#### Exercise requirements
The entries below are to be transcribed in full, without their images.

----------------------------------------

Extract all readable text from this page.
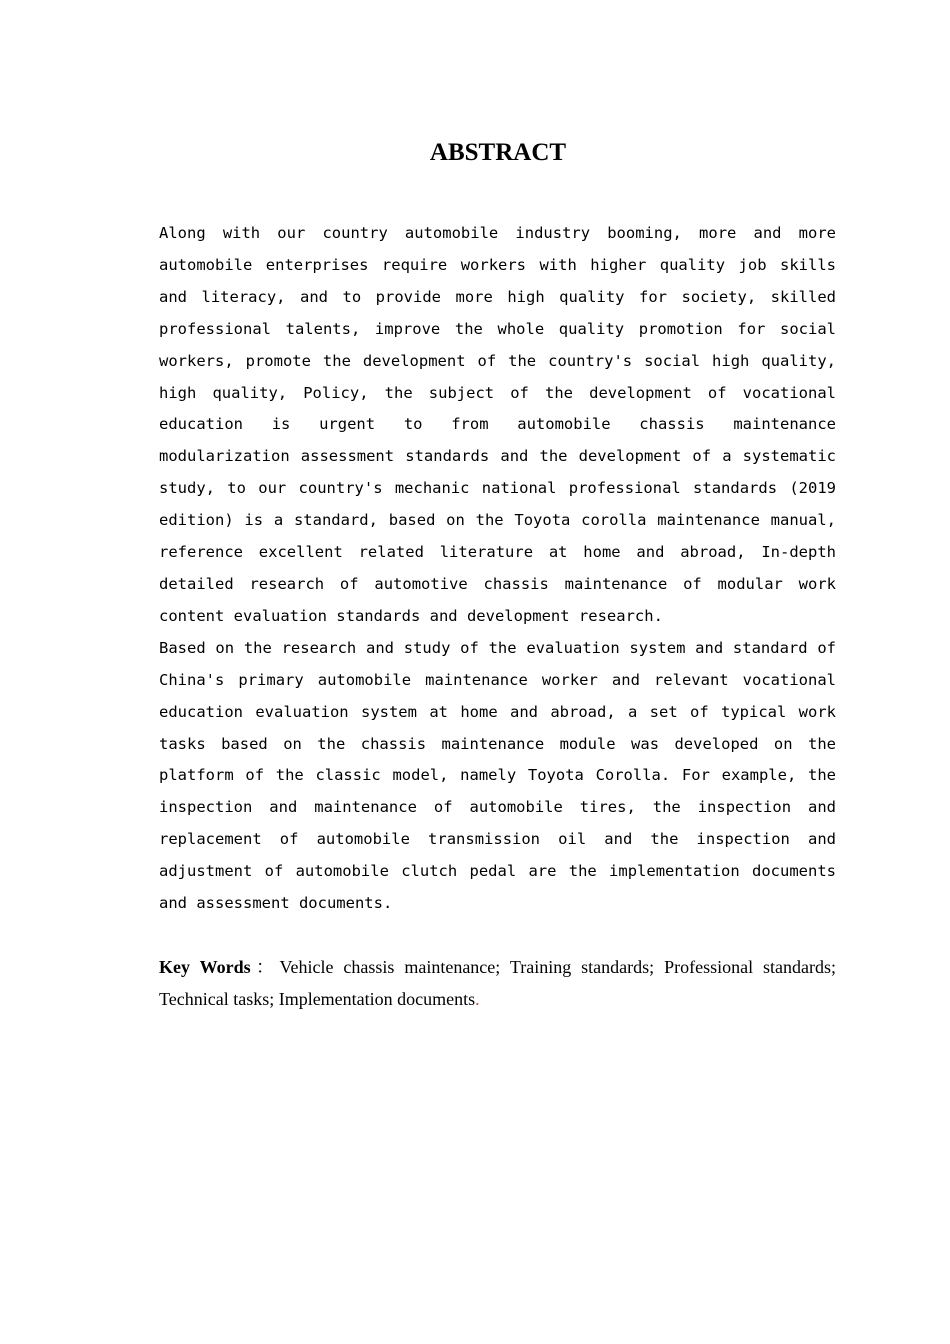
ABSTRACT

Along with our country automobile industry booming, more and more automobile enterprises require workers with higher quality job skills and literacy, and to provide more high quality for society, skilled professional talents, improve the whole quality promotion for social workers, promote the development of the country's social high quality, high quality, Policy, the subject of the development of vocational education is urgent to from automobile chassis maintenance modularization assessment standards and the development of a systematic study, to our country's mechanic national professional standards (2019 edition) is a standard, based on the Toyota corolla maintenance manual, reference excellent related literature at home and abroad, In-depth detailed research of automotive chassis maintenance of modular work content evaluation standards and development research.

Based on the research and study of the evaluation system and standard of China's primary automobile maintenance worker and relevant vocational education evaluation system at home and abroad, a set of typical work tasks based on the chassis maintenance module was developed on the platform of the classic model, namely Toyota Corolla. For example, the inspection and maintenance of automobile tires, the inspection and replacement of automobile transmission oil and the inspection and adjustment of automobile clutch pedal are the implementation documents and assessment documents.

Key Words：Vehicle chassis maintenance; Training standards; Professional standards; Technical tasks; Implementation documents.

----------------------------------------

#### Task answer
Extract all readable text from this page.
ABSTRACT

Along with our country automobile industry booming, more and more automobile enterprises require workers with higher quality job skills and literacy, and to provide more high quality for society, skilled professional talents, improve the whole quality promotion for social workers, promote the development of the country's social high quality, high quality, Policy, the subject of the development of vocational education is urgent to from automobile chassis maintenance modularization assessment standards and the development of a systematic study, to our country's mechanic national professional standards (2019 edition) is a standard, based on the Toyota corolla maintenance manual, reference excellent related literature at home and abroad, In-depth detailed research of automotive chassis maintenance of modular work content evaluation standards and development research.

Based on the research and study of the evaluation system and standard of China's primary automobile maintenance worker and relevant vocational education evaluation system at home and abroad, a set of typical work tasks based on the chassis maintenance module was developed on the platform of the classic model, namely Toyota Corolla. For example, the inspection and maintenance of automobile tires, the inspection and replacement of automobile transmission oil and the inspection and adjustment of automobile clutch pedal are the implementation documents and assessment documents.

Key Words：Vehicle chassis maintenance; Training standards; Professional standards; Technical tasks; Implementation documents.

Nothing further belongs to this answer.